◆ Objective
Output the material beneath this task exactly, images excluded.

◆ Records to use
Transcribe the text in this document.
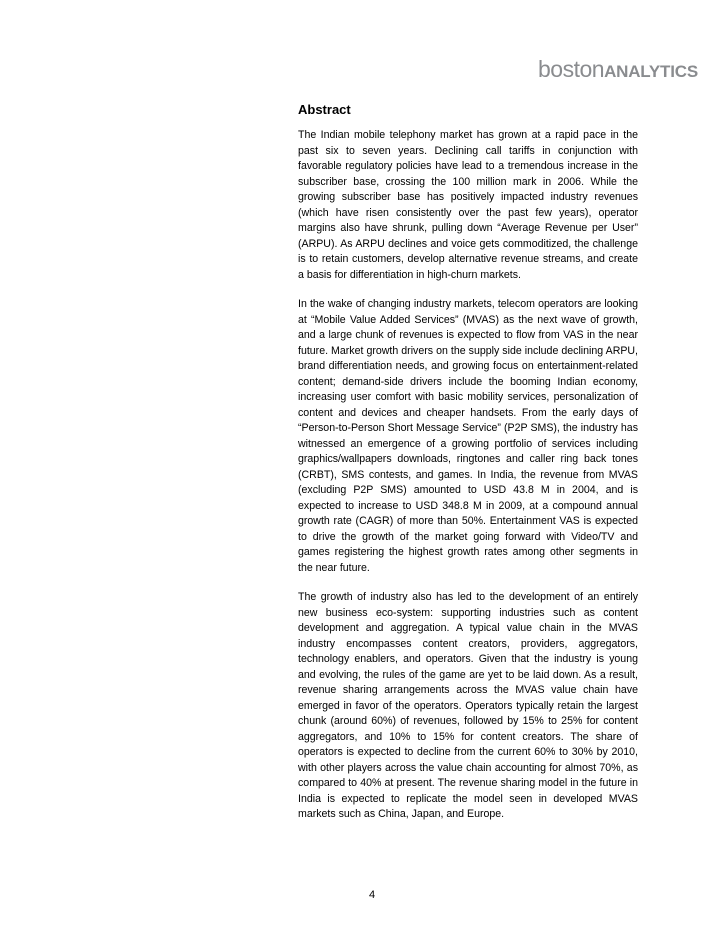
bostonANALYTICS
Abstract

The Indian mobile telephony market has grown at a rapid pace in the past six to seven years. Declining call tariffs in conjunction with favorable regulatory policies have lead to a tremendous increase in the subscriber base, crossing the 100 million mark in 2006. While the growing subscriber base has positively impacted industry revenues (which have risen consistently over the past few years), operator margins also have shrunk, pulling down “Average Revenue per User” (ARPU). As ARPU declines and voice gets commoditized, the challenge is to retain customers, develop alternative revenue streams, and create a basis for differentiation in high-churn markets.

In the wake of changing industry markets, telecom operators are looking at “Mobile Value Added Services” (MVAS) as the next wave of growth, and a large chunk of revenues is expected to flow from VAS in the near future. Market growth drivers on the supply side include declining ARPU, brand differentiation needs, and growing focus on entertainment-related content; demand-side drivers include the booming Indian economy, increasing user comfort with basic mobility services, personalization of content and devices and cheaper handsets. From the early days of “Person-to-Person Short Message Service” (P2P SMS), the industry has witnessed an emergence of a growing portfolio of services including graphics/wallpapers downloads, ringtones and caller ring back tones (CRBT), SMS contests, and games. In India, the revenue from MVAS (excluding P2P SMS) amounted to USD 43.8 M in 2004, and is expected to increase to USD 348.8 M in 2009, at a compound annual growth rate (CAGR) of more than 50%. Entertainment VAS is expected to drive the growth of the market going forward with Video/TV and games registering the highest growth rates among other segments in the near future.

The growth of industry also has led to the development of an entirely new business eco-system: supporting industries such as content development and aggregation. A typical value chain in the MVAS industry encompasses content creators, providers, aggregators, technology enablers, and operators. Given that the industry is young and evolving, the rules of the game are yet to be laid down. As a result, revenue sharing arrangements across the MVAS value chain have emerged in favor of the operators. Operators typically retain the largest chunk (around 60%) of revenues, followed by 15% to 25% for content aggregators, and 10% to 15% for content creators. The share of operators is expected to decline from the current 60% to 30% by 2010, with other players across the value chain accounting for almost 70%, as compared to 40% at present. The revenue sharing model in the future in India is expected to replicate the model seen in developed MVAS markets such as China, Japan, and Europe.

4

◆ Output below
Transcribe the text in this document.
bostonANALYTICS
Abstract

The Indian mobile telephony market has grown at a rapid pace in the past six to seven years. Declining call tariffs in conjunction with favorable regulatory policies have lead to a tremendous increase in the subscriber base, crossing the 100 million mark in 2006. While the growing subscriber base has positively impacted industry revenues (which have risen consistently over the past few years), operator margins also have shrunk, pulling down “Average Revenue per User” (ARPU). As ARPU declines and voice gets commoditized, the challenge is to retain customers, develop alternative revenue streams, and create a basis for differentiation in high-churn markets.

In the wake of changing industry markets, telecom operators are looking at “Mobile Value Added Services” (MVAS) as the next wave of growth, and a large chunk of revenues is expected to flow from VAS in the near future. Market growth drivers on the supply side include declining ARPU, brand differentiation needs, and growing focus on entertainment-related content; demand-side drivers include the booming Indian economy, increasing user comfort with basic mobility services, personalization of content and devices and cheaper handsets. From the early days of “Person-to-Person Short Message Service” (P2P SMS), the industry has witnessed an emergence of a growing portfolio of services including graphics/wallpapers downloads, ringtones and caller ring back tones (CRBT), SMS contests, and games. In India, the revenue from MVAS (excluding P2P SMS) amounted to USD 43.8 M in 2004, and is expected to increase to USD 348.8 M in 2009, at a compound annual growth rate (CAGR) of more than 50%. Entertainment VAS is expected to drive the growth of the market going forward with Video/TV and games registering the highest growth rates among other segments in the near future.

The growth of industry also has led to the development of an entirely new business eco-system: supporting industries such as content development and aggregation. A typical value chain in the MVAS industry encompasses content creators, providers, aggregators, technology enablers, and operators. Given that the industry is young and evolving, the rules of the game are yet to be laid down. As a result, revenue sharing arrangements across the MVAS value chain have emerged in favor of the operators. Operators typically retain the largest chunk (around 60%) of revenues, followed by 15% to 25% for content aggregators, and 10% to 15% for content creators. The share of operators is expected to decline from the current 60% to 30% by 2010, with other players across the value chain accounting for almost 70%, as compared to 40% at present. The revenue sharing model in the future in India is expected to replicate the model seen in developed MVAS markets such as China, Japan, and Europe.

4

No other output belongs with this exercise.